===== Records provided

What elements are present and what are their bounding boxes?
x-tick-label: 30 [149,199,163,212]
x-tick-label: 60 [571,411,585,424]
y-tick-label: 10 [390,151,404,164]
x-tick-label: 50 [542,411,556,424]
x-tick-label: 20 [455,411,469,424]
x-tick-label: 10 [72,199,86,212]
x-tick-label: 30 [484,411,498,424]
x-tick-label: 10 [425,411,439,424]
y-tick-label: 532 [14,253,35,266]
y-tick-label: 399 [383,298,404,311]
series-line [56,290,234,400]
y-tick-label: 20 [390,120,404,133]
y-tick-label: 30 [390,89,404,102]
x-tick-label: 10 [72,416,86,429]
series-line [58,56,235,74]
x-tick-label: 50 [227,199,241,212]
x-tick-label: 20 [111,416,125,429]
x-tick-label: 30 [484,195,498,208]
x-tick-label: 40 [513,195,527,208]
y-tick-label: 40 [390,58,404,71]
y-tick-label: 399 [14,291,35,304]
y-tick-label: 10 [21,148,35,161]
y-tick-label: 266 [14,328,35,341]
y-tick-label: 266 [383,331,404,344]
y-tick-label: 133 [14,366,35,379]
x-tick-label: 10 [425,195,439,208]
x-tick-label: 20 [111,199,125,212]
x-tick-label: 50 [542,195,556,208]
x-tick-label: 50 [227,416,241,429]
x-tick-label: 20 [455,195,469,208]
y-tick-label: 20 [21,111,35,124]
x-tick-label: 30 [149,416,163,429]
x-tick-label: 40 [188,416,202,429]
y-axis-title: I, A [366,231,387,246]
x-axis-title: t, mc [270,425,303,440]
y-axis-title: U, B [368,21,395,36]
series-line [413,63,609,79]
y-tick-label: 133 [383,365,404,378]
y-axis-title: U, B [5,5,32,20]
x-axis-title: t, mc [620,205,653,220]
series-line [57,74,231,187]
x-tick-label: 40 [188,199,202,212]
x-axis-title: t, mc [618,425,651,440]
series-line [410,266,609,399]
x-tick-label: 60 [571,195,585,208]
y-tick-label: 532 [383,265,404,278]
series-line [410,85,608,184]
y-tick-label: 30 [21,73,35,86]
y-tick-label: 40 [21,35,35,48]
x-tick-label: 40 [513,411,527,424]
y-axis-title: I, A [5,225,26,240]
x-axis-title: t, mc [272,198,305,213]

==========

### What the exercise asks
Duplicate the stretch of the records from the start through the line containing "x-tick-label: 10 [72,199,86,212]", including both ends.

### Worked answer
What elements are present and what are their bounding boxes?
x-tick-label: 30 [149,199,163,212]
x-tick-label: 60 [571,411,585,424]
y-tick-label: 10 [390,151,404,164]
x-tick-label: 50 [542,411,556,424]
x-tick-label: 20 [455,411,469,424]
x-tick-label: 10 [72,199,86,212]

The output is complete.